Jeudi 18 juillet 2019
Concerts & dépendances
Royaumont au Musée d’Orsay : Britten, casse-tête formateur
mardi 6 juin 2017 à 18h09
A l’auditorium du musée d’Orsay, les Lauréats de la Fondation Royaumont, coachés par le ténor Ian Bostridge et le pianiste Sebastian Wibrew, célèbrent The Ceremony of innocence, mélodies de Benjamin Britten. Tout un univers - ou plutôt des univers, variés et polyglottes : cycles de combat (Our Hunting Fathers), d’exaltation (Les Illuminations de Rimbaud), d’amour (Sonnets de Michel-Ange), Cabaret Songs et Folksongs, hommages à Pouchkine et Hölderlin. Un corpus d’autant plus déroutant que la patte brittenienne, plus évidente dans ses opéras et ses œuvres de chambre, y est insidieuse, comme pour mieux surprendre l’auditeur, lui faire perdre ses repères, l’empêcher de fermer les yeux sur le scandale universel qui sous-tend toute son œuvre : la perte de l’innocence, la corruption des âmes enfantines. Pour les interprètes, un casse-tête formateur : Amelia Feuer, Américaine installée en France, technique sûre et expression franche, parvient presque à casser le vernis néoclassique du cycle On this Island ; Clément Debieuvre, voix blanche à l’anglaise dans la lignée de Peter Pears (« le » ténor brittenien) et de Bostridge, négocie au plus près les ruptures de ton de Winter Words (poèmes de Thomas Hardy évoquant, justement, l’enfance corrompue), tous deux coiffés au poteau par Eléonore Pancrazi (photo) beau timbre de mezzo et talent naturel de comédienne, chez elle dans le Britten (trompeusement) léger de Tit for Tat et des Cabaret Songs. Avec chacun d’eux, la pianiste Madoka Ito semble être une autre, qualité en l’occurrence très brittenienne. Un échantillon en tout cas du travail de ruche effectué toute l’année à Royaumont, et un avant-goût du festival copieux et luxueux qui justifiera, du 2 septembre au 8 octobre, le voyage jusqu’à cet eldorado culturel niché au plus secret du Val-d’Oise.

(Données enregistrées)
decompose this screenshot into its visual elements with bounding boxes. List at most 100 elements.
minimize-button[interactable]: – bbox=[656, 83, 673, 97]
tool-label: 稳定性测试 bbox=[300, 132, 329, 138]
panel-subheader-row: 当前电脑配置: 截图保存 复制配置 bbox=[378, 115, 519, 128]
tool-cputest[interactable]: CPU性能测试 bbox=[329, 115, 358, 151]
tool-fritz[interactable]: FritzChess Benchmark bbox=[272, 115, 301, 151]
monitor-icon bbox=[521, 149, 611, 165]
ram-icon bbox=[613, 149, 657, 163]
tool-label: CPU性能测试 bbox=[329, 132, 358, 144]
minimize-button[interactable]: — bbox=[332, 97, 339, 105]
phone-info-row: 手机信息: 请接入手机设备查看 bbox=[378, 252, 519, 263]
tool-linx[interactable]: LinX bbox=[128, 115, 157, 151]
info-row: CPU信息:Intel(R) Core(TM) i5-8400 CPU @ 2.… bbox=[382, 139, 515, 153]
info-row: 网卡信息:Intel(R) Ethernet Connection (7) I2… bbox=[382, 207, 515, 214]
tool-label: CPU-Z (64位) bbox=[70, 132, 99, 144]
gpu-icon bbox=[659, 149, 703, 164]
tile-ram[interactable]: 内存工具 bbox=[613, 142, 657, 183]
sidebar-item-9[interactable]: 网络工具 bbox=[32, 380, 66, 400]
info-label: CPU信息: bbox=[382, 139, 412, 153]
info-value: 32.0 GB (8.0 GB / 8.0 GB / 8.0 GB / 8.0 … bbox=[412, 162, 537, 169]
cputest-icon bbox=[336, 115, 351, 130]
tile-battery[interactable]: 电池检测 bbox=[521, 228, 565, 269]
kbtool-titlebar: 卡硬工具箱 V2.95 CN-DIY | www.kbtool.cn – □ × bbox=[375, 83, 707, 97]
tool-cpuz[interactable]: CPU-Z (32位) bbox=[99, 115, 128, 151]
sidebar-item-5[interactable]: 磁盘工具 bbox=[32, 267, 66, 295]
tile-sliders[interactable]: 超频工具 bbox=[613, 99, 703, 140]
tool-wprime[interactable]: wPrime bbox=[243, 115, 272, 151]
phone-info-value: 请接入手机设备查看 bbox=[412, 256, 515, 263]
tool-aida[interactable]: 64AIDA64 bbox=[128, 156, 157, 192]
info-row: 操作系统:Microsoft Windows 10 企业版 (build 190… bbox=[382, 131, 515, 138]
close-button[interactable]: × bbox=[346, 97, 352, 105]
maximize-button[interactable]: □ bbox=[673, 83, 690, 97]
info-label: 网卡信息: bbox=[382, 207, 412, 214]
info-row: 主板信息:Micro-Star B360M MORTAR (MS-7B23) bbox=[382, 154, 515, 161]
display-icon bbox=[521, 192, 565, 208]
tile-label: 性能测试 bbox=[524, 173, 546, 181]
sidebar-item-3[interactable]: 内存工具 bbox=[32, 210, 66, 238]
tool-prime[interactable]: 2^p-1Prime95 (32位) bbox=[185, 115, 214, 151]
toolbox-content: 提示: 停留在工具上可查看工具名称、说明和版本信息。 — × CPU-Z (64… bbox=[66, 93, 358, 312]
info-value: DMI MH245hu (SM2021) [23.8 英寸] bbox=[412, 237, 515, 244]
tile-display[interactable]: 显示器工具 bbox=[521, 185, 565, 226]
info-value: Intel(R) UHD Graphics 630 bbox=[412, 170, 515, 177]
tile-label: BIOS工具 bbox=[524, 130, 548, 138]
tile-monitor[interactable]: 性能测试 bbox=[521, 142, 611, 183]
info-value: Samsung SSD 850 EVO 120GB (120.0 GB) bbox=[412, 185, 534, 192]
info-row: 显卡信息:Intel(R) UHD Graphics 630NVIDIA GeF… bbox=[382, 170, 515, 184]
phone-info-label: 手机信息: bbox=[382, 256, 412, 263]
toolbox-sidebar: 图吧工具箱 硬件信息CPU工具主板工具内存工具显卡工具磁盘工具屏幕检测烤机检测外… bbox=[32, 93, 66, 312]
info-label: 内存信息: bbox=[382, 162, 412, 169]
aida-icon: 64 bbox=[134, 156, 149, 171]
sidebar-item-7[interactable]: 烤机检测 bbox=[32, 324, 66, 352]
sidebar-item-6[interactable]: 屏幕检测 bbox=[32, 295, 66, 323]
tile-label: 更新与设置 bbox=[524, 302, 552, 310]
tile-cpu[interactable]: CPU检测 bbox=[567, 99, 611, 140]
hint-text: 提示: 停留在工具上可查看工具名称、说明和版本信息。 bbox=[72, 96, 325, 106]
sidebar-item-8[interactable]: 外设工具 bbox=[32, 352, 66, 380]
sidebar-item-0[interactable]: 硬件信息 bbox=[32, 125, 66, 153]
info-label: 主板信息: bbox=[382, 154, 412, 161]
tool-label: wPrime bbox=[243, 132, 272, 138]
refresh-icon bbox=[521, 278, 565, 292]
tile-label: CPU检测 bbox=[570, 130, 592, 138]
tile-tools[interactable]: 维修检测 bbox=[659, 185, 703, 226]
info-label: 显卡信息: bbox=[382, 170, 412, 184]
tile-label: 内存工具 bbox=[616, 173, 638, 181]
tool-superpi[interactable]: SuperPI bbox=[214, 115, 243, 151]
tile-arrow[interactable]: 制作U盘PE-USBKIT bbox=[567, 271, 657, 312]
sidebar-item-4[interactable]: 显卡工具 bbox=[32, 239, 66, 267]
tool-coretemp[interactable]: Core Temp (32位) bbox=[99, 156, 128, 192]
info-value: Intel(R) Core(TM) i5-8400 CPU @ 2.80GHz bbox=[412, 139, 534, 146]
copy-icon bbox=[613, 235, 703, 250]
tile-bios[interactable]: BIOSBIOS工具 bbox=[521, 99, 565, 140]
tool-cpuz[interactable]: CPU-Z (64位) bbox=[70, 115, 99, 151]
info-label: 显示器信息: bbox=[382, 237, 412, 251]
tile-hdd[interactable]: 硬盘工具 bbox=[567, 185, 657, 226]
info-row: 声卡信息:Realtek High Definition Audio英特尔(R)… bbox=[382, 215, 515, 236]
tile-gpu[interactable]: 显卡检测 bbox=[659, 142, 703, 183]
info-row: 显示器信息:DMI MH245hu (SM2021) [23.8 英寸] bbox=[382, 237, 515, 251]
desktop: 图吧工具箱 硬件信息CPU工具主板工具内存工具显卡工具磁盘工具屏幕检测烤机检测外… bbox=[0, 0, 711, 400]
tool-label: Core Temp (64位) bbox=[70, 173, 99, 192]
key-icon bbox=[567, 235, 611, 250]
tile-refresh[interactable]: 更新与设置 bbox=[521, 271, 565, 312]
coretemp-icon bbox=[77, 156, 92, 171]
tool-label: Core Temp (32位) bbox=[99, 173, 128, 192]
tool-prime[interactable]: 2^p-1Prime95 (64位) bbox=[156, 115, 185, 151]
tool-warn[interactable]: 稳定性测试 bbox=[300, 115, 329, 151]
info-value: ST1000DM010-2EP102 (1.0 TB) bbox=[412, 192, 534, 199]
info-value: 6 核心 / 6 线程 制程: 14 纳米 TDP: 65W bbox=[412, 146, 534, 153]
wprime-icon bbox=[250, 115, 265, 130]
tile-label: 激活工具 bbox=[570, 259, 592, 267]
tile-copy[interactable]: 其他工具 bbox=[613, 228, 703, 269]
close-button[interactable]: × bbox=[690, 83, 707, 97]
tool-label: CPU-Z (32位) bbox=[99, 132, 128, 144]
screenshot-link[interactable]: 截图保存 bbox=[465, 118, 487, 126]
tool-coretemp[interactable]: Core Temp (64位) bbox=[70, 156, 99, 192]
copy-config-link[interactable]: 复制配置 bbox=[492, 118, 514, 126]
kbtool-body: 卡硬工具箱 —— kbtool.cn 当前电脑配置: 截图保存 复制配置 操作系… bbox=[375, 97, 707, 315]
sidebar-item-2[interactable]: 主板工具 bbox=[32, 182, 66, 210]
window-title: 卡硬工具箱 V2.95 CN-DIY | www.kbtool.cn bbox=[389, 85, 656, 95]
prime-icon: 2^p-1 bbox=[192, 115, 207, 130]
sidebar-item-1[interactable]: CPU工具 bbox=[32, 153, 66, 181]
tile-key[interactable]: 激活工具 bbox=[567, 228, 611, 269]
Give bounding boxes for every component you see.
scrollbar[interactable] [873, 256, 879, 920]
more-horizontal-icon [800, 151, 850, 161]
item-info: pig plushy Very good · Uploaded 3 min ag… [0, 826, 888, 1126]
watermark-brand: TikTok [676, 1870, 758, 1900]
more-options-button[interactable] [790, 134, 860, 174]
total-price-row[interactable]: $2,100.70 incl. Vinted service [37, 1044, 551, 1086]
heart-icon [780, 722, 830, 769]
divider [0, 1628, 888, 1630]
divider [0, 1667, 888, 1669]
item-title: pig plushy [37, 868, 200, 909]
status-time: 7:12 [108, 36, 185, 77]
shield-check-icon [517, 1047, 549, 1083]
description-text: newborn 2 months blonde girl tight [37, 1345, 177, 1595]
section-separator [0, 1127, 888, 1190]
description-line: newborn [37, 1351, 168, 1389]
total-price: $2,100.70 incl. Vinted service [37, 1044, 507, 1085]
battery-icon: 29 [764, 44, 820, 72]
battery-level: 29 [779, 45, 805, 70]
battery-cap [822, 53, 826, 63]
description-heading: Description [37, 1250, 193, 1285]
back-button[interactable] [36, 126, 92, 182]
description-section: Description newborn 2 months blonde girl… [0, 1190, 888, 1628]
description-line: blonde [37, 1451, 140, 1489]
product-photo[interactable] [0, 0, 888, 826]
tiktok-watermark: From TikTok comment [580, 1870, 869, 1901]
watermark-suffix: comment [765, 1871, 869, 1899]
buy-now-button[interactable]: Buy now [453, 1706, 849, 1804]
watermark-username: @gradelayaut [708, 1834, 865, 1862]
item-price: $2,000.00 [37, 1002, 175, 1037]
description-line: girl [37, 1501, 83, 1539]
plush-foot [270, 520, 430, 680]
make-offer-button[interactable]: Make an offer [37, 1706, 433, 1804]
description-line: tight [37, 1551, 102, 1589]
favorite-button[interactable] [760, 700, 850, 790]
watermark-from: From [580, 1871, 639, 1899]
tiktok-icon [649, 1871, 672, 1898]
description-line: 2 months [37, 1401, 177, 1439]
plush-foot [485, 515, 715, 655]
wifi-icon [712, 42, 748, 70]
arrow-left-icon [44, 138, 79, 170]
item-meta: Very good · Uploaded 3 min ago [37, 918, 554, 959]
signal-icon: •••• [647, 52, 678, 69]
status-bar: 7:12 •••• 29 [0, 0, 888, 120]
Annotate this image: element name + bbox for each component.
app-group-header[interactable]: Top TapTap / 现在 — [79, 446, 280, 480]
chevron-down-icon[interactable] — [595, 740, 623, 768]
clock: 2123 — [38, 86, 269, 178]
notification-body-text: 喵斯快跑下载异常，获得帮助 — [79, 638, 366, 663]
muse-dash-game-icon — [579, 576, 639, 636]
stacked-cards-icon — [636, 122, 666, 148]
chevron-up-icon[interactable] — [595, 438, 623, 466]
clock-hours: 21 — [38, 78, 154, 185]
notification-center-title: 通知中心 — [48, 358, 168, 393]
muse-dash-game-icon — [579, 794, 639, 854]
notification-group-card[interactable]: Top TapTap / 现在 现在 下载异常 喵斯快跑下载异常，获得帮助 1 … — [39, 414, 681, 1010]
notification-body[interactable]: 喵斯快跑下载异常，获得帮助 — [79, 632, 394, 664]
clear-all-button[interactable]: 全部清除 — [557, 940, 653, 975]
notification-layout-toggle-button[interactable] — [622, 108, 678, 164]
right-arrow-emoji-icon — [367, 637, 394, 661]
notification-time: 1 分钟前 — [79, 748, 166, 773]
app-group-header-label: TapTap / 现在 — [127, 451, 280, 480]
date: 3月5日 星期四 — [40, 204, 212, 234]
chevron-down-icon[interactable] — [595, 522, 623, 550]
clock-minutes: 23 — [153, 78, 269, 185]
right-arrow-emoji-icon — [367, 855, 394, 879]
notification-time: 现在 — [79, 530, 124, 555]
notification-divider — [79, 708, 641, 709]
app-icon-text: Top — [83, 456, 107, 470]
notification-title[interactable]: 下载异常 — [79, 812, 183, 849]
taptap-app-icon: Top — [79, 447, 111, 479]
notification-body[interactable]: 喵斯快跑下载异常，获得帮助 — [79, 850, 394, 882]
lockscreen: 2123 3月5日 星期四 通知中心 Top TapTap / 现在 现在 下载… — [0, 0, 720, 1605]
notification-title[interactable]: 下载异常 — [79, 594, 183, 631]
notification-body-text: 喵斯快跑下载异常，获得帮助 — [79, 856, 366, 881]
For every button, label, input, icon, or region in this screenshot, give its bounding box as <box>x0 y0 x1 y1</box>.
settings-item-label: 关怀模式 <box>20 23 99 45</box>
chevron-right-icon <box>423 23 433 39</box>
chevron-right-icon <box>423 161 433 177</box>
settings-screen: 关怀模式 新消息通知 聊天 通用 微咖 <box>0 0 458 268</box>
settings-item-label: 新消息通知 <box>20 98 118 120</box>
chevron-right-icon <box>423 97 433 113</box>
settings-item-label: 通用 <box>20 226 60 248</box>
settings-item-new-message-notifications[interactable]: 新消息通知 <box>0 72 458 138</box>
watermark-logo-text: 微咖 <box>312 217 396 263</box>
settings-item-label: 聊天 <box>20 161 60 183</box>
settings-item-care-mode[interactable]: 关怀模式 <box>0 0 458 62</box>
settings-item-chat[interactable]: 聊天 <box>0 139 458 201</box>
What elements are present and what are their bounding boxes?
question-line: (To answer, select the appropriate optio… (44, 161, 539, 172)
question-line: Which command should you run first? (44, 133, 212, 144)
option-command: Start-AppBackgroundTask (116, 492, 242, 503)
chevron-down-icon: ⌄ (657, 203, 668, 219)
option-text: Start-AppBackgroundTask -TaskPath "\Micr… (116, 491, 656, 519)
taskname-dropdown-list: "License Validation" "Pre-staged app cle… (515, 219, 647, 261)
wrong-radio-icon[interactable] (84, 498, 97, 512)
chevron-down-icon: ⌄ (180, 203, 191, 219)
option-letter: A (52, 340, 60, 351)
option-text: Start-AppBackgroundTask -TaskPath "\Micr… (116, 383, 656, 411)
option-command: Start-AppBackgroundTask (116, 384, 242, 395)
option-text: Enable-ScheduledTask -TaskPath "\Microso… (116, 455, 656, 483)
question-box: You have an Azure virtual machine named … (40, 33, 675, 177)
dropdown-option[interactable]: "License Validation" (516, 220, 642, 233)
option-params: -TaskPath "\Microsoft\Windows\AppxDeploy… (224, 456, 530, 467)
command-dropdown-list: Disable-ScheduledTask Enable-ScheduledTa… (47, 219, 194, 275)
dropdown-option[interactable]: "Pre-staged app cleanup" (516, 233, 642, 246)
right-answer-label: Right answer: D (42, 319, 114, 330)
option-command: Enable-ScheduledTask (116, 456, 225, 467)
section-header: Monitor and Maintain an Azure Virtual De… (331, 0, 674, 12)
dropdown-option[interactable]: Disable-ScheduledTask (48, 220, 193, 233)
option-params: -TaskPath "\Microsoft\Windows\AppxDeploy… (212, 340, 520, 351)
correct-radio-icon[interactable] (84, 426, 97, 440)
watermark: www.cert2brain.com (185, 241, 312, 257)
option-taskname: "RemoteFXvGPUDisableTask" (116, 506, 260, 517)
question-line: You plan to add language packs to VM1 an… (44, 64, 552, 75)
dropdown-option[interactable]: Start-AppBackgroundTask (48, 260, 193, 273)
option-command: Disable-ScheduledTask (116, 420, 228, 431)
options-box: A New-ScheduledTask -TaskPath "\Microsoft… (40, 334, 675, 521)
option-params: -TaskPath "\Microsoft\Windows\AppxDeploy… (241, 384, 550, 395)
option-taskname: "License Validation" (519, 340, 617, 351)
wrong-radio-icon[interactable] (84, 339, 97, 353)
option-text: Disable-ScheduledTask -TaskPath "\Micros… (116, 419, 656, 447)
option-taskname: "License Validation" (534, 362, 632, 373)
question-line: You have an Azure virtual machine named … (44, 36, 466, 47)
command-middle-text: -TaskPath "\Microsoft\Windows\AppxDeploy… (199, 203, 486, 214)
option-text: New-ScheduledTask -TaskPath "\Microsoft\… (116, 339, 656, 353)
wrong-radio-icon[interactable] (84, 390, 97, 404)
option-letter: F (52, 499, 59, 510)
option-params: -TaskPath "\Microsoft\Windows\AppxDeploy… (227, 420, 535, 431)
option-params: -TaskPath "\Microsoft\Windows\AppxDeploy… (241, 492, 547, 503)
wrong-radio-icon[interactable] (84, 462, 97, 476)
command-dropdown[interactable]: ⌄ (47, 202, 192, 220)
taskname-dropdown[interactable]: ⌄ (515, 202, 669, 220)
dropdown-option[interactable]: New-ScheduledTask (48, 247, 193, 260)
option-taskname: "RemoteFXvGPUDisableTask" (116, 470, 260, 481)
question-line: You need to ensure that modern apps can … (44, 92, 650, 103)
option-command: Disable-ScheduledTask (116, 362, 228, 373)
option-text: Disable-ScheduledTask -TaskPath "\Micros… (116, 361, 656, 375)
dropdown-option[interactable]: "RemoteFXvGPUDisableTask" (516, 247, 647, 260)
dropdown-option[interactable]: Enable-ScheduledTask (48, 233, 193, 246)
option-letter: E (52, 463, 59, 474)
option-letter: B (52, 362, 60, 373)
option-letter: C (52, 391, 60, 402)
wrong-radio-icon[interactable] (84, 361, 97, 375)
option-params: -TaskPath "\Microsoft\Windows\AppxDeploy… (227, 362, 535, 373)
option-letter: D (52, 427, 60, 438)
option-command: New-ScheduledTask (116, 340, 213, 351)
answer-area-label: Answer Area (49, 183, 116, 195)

-- Consigne de l'exercice --
Répondez aux questions suivantes à partir du compte rendu du concert Britten au musée d'Orsay.
1. Qui coache les Lauréats de la Fondation Royaumont ?
2. De quel poète sont les poèmes de Winter Words ?
3. À quelles dates le festival de Royaumont doit-il se tenir ?

-- Résultat attendu --
1. Le ténor Ian Bostridge et le pianiste Sebastian Wibrew.
2. Thomas Hardy.
3. Du 2 septembre au 8 octobre.